WHAT THE TASK REQUIRES:
Nothing should be left out: output all of the entries exactly.

* * * * * * * * *

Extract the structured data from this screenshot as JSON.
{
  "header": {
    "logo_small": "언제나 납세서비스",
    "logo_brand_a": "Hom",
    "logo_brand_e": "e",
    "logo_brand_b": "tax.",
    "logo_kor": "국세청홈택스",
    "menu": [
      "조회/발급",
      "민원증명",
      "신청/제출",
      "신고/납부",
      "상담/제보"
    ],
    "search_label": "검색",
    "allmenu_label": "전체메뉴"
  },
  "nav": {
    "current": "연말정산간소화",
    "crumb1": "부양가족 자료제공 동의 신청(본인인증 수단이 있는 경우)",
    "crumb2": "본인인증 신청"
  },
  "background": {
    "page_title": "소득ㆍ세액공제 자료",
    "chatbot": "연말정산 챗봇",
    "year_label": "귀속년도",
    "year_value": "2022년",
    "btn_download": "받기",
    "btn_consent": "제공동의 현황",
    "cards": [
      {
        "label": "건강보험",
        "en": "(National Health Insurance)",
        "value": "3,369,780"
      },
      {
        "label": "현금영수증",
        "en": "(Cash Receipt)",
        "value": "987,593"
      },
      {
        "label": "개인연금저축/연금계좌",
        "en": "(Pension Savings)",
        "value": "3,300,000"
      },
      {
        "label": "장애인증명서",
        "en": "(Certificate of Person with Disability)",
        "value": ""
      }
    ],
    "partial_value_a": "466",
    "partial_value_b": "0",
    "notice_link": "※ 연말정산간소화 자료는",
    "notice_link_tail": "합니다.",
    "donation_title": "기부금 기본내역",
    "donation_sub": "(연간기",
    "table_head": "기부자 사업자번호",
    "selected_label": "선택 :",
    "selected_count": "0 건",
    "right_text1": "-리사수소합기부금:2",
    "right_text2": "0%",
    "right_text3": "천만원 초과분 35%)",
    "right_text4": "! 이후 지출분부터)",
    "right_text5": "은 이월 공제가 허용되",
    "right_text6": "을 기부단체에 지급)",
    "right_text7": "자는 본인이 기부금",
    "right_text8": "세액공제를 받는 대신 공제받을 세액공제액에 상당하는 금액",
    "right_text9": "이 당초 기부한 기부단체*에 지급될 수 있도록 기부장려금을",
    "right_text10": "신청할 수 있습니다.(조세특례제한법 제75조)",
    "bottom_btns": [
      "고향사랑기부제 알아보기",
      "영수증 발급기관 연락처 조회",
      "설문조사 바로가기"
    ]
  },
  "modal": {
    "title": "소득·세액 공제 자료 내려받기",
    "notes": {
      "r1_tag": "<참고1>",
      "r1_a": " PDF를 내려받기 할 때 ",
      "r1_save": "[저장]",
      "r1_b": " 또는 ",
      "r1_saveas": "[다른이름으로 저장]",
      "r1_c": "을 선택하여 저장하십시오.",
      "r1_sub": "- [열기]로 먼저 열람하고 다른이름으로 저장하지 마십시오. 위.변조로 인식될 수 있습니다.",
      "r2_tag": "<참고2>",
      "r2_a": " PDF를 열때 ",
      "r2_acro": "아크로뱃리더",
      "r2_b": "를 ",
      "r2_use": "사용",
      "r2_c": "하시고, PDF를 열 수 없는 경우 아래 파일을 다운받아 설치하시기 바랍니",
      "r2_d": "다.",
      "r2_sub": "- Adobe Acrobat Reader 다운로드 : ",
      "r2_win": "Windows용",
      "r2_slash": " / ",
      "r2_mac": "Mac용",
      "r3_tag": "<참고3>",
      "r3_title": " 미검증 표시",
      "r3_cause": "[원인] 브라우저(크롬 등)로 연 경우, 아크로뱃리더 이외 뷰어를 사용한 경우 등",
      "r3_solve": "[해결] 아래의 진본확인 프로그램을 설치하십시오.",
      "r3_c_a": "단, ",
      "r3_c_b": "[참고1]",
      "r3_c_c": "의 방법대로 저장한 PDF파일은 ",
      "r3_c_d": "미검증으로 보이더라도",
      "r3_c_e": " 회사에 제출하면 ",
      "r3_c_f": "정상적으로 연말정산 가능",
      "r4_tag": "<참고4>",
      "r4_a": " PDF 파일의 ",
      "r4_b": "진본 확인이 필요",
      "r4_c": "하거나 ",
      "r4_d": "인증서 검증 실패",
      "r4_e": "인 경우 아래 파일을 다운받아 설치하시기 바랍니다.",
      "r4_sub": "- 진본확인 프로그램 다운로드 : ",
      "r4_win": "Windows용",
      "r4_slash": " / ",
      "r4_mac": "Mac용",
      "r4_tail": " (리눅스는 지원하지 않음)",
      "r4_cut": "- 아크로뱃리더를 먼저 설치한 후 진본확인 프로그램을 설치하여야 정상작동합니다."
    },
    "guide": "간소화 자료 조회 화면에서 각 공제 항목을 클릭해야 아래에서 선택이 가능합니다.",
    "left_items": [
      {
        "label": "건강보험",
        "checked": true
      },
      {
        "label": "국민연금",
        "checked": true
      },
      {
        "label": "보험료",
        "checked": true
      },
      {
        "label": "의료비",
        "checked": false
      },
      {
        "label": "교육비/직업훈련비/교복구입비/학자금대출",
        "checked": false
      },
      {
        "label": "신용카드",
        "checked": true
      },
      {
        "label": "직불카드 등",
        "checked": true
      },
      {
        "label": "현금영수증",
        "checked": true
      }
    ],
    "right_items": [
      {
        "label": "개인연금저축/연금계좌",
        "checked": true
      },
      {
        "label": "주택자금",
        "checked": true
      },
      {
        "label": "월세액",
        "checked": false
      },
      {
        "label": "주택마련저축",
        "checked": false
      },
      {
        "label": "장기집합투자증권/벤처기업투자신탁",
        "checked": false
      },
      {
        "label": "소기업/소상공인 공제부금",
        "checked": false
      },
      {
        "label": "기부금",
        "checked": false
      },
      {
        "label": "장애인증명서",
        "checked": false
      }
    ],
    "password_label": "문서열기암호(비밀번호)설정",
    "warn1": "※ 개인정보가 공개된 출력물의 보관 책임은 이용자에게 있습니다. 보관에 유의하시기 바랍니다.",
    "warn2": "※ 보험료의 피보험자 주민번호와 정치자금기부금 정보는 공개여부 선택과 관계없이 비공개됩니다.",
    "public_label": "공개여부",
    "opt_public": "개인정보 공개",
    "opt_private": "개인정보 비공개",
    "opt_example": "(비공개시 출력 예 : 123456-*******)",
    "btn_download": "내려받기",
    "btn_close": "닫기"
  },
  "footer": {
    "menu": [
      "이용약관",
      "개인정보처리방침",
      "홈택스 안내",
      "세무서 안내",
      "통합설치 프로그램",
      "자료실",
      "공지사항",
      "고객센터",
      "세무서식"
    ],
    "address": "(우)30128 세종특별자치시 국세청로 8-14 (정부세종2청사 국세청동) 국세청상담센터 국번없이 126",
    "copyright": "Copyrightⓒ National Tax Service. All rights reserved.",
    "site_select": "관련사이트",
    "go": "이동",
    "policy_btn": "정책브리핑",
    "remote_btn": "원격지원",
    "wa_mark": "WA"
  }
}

* * * * * * * * *

REPLY TO THE TASK:
Extract the structured data from this screenshot as JSON.
{
  "header": {
    "logo_small": "언제나 납세서비스",
    "logo_brand_a": "Hom",
    "logo_brand_e": "e",
    "logo_brand_b": "tax.",
    "logo_kor": "국세청홈택스",
    "menu": [
      "조회/발급",
      "민원증명",
      "신청/제출",
      "신고/납부",
      "상담/제보"
    ],
    "search_label": "검색",
    "allmenu_label": "전체메뉴"
  },
  "nav": {
    "current": "연말정산간소화",
    "crumb1": "부양가족 자료제공 동의 신청(본인인증 수단이 있는 경우)",
    "crumb2": "본인인증 신청"
  },
  "background": {
    "page_title": "소득ㆍ세액공제 자료",
    "chatbot": "연말정산 챗봇",
    "year_label": "귀속년도",
    "year_value": "2022년",
    "btn_download": "받기",
    "btn_consent": "제공동의 현황",
    "cards": [
      {
        "label": "건강보험",
        "en": "(National Health Insurance)",
        "value": "3,369,780"
      },
      {
        "label": "현금영수증",
        "en": "(Cash Receipt)",
        "value": "987,593"
      },
      {
        "label": "개인연금저축/연금계좌",
        "en": "(Pension Savings)",
        "value": "3,300,000"
      },
      {
        "label": "장애인증명서",
        "en": "(Certificate of Person with Disability)",
        "value": ""
      }
    ],
    "partial_value_a": "466",
    "partial_value_b": "0",
    "notice_link": "※ 연말정산간소화 자료는",
    "notice_link_tail": "합니다.",
    "donation_title": "기부금 기본내역",
    "donation_sub": "(연간기",
    "table_head": "기부자 사업자번호",
    "selected_label": "선택 :",
    "selected_count": "0 건",
    "right_text1": "-리사수소합기부금:2",
    "right_text2": "0%",
    "right_text3": "천만원 초과분 35%)",
    "right_text4": "! 이후 지출분부터)",
    "right_text5": "은 이월 공제가 허용되",
    "right_text6": "을 기부단체에 지급)",
    "right_text7": "자는 본인이 기부금",
    "right_text8": "세액공제를 받는 대신 공제받을 세액공제액에 상당하는 금액",
    "right_text9": "이 당초 기부한 기부단체*에 지급될 수 있도록 기부장려금을",
    "right_text10": "신청할 수 있습니다.(조세특례제한법 제75조)",
    "bottom_btns": [
      "고향사랑기부제 알아보기",
      "영수증 발급기관 연락처 조회",
      "설문조사 바로가기"
    ]
  },
  "modal": {
    "title": "소득·세액 공제 자료 내려받기",
    "notes": {
      "r1_tag": "<참고1>",
      "r1_a": " PDF를 내려받기 할 때 ",
      "r1_save": "[저장]",
      "r1_b": " 또는 ",
      "r1_saveas": "[다른이름으로 저장]",
      "r1_c": "을 선택하여 저장하십시오.",
      "r1_sub": "- [열기]로 먼저 열람하고 다른이름으로 저장하지 마십시오. 위.변조로 인식될 수 있습니다.",
      "r2_tag": "<참고2>",
      "r2_a": " PDF를 열때 ",
      "r2_acro": "아크로뱃리더",
      "r2_b": "를 ",
      "r2_use": "사용",
      "r2_c": "하시고, PDF를 열 수 없는 경우 아래 파일을 다운받아 설치하시기 바랍니",
      "r2_d": "다.",
      "r2_sub": "- Adobe Acrobat Reader 다운로드 : ",
      "r2_win": "Windows용",
      "r2_slash": " / ",
      "r2_mac": "Mac용",
      "r3_tag": "<참고3>",
      "r3_title": " 미검증 표시",
      "r3_cause": "[원인] 브라우저(크롬 등)로 연 경우, 아크로뱃리더 이외 뷰어를 사용한 경우 등",
      "r3_solve": "[해결] 아래의 진본확인 프로그램을 설치하십시오.",
      "r3_c_a": "단, ",
      "r3_c_b": "[참고1]",
      "r3_c_c": "의 방법대로 저장한 PDF파일은 ",
      "r3_c_d": "미검증으로 보이더라도",
      "r3_c_e": " 회사에 제출하면 ",
      "r3_c_f": "정상적으로 연말정산 가능",
      "r4_tag": "<참고4>",
      "r4_a": " PDF 파일의 ",
      "r4_b": "진본 확인이 필요",
      "r4_c": "하거나 ",
      "r4_d": "인증서 검증 실패",
      "r4_e": "인 경우 아래 파일을 다운받아 설치하시기 바랍니다.",
      "r4_sub": "- 진본확인 프로그램 다운로드 : ",
      "r4_win": "Windows용",
      "r4_slash": " / ",
      "r4_mac": "Mac용",
      "r4_tail": " (리눅스는 지원하지 않음)",
      "r4_cut": "- 아크로뱃리더를 먼저 설치한 후 진본확인 프로그램을 설치하여야 정상작동합니다."
    },
    "guide": "간소화 자료 조회 화면에서 각 공제 항목을 클릭해야 아래에서 선택이 가능합니다.",
    "left_items": [
      {
        "label": "건강보험",
        "checked": true
      },
      {
        "label": "국민연금",
        "checked": true
      },
      {
        "label": "보험료",
        "checked": true
      },
      {
        "label": "의료비",
        "checked": false
      },
      {
        "label": "교육비/직업훈련비/교복구입비/학자금대출",
        "checked": false
      },
      {
        "label": "신용카드",
        "checked": true
      },
      {
        "label": "직불카드 등",
        "checked": true
      },
      {
        "label": "현금영수증",
        "checked": true
      }
    ],
    "right_items": [
      {
        "label": "개인연금저축/연금계좌",
        "checked": true
      },
      {
        "label": "주택자금",
        "checked": true
      },
      {
        "label": "월세액",
        "checked": false
      },
      {
        "label": "주택마련저축",
        "checked": false
      },
      {
        "label": "장기집합투자증권/벤처기업투자신탁",
        "checked": false
      },
      {
        "label": "소기업/소상공인 공제부금",
        "checked": false
      },
      {
        "label": "기부금",
        "checked": false
      },
      {
        "label": "장애인증명서",
        "checked": false
      }
    ],
    "password_label": "문서열기암호(비밀번호)설정",
    "warn1": "※ 개인정보가 공개된 출력물의 보관 책임은 이용자에게 있습니다. 보관에 유의하시기 바랍니다.",
    "warn2": "※ 보험료의 피보험자 주민번호와 정치자금기부금 정보는 공개여부 선택과 관계없이 비공개됩니다.",
    "public_label": "공개여부",
    "opt_public": "개인정보 공개",
    "opt_private": "개인정보 비공개",
    "opt_example": "(비공개시 출력 예 : 123456-*******)",
    "btn_download": "내려받기",
    "btn_close": "닫기"
  },
  "footer": {
    "menu": [
      "이용약관",
      "개인정보처리방침",
      "홈택스 안내",
      "세무서 안내",
      "통합설치 프로그램",
      "자료실",
      "공지사항",
      "고객센터",
      "세무서식"
    ],
    "address": "(우)30128 세종특별자치시 국세청로 8-14 (정부세종2청사 국세청동) 국세청상담센터 국번없이 126",
    "copyright": "Copyrightⓒ National Tax Service. All rights reserved.",
    "site_select": "관련사이트",
    "go": "이동",
    "policy_btn": "정책브리핑",
    "remote_btn": "원격지원",
    "wa_mark": "WA"
  }
}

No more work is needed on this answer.